Aim »
Below are records; work out how many of their lines hold the string "JSON" and give that number alone.

Supplied data »
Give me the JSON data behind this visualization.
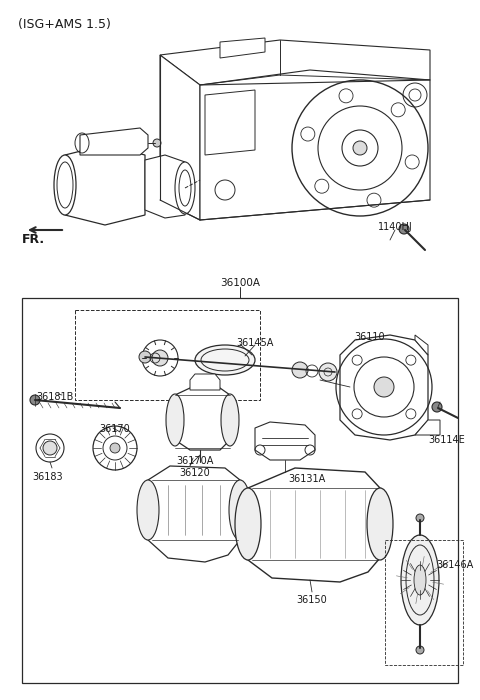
{
  "bg_color": "#ffffff",
  "line_color": "#2a2a2a",
  "text_color": "#1a1a1a",
  "title": "(ISG+AMS 1.5)",
  "label_36100A": "36100A",
  "label_1140HJ": "1140HJ",
  "label_36145A": "36145A",
  "label_36120": "36120",
  "label_36131A": "36131A",
  "label_36181B": "36181B",
  "label_36170": "36170",
  "label_36183": "36183",
  "label_36170A": "36170A",
  "label_36150": "36150",
  "label_36146A": "36146A",
  "label_36110": "36110",
  "label_36114E": "36114E",
  "label_FR": "FR.",
  "figsize": [
    4.8,
    7.0
  ],
  "dpi": 100
}
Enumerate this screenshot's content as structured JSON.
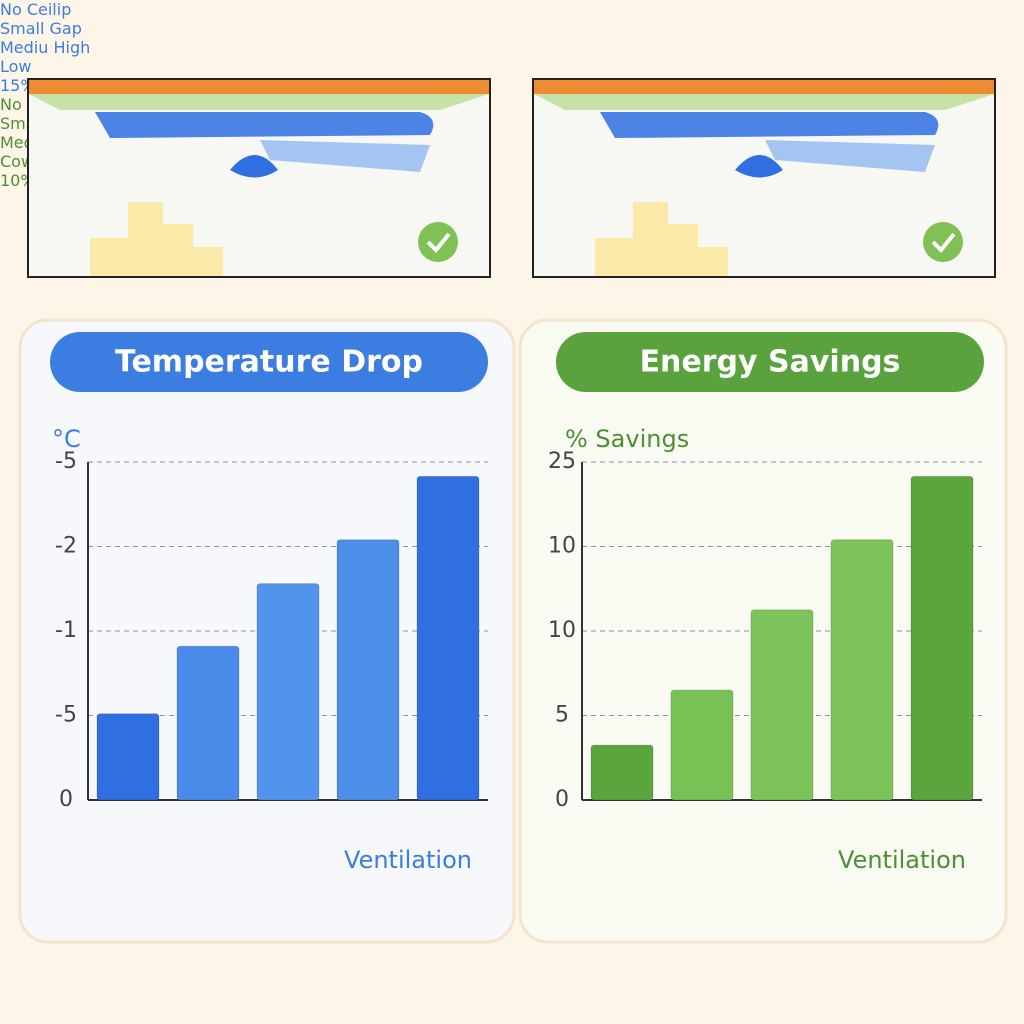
{
  "chart_data": [
    {
      "type": "bar",
      "title": "Temperature Drop",
      "y_label": "°C",
      "categories": [
        "No\nCeilip",
        "Small\nGap",
        "Mediu\nHigh",
        "Low",
        "15%"
      ],
      "annotation": "Ventilation",
      "values": [
        1.02,
        1.82,
        2.56,
        3.08,
        3.83
      ],
      "colors": [
        "#2f6fe0",
        "#4a8ae8",
        "#5293ec",
        "#4d8ee9",
        "#2f6fe0"
      ],
      "title_color": "#3b7de0",
      "text_color": "#3b7de0",
      "ylim": [
        0,
        4
      ],
      "yticks": [
        0,
        {
          "value": 1,
          "label": "-5"
        },
        {
          "value": 2,
          "label": "-1"
        },
        {
          "value": 3,
          "label": "-2"
        },
        {
          "value": 4,
          "label": "-5"
        }
      ],
      "grid": true
    },
    {
      "type": "bar",
      "title": "Energy Savings",
      "y_label": "% Savings",
      "categories": [
        "No\nCeilip",
        "Small\nGap",
        "Mediu\nLow",
        "Cow",
        "10%"
      ],
      "annotation": "Ventilation",
      "values": [
        0.65,
        1.3,
        2.25,
        3.08,
        3.83
      ],
      "colors": [
        "#5aa53c",
        "#77c155",
        "#7cc45a",
        "#7cc45a",
        "#5aa53c"
      ],
      "title_color": "#5aa23e",
      "text_color": "#4e8f35",
      "ylim": [
        0,
        4
      ],
      "yticks": [
        0,
        {
          "value": 1,
          "label": "5"
        },
        {
          "value": 2,
          "label": "10"
        },
        {
          "value": 3,
          "label": "10"
        },
        {
          "value": 4,
          "label": "25"
        }
      ],
      "grid": true
    }
  ]
}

Answer for the task »
2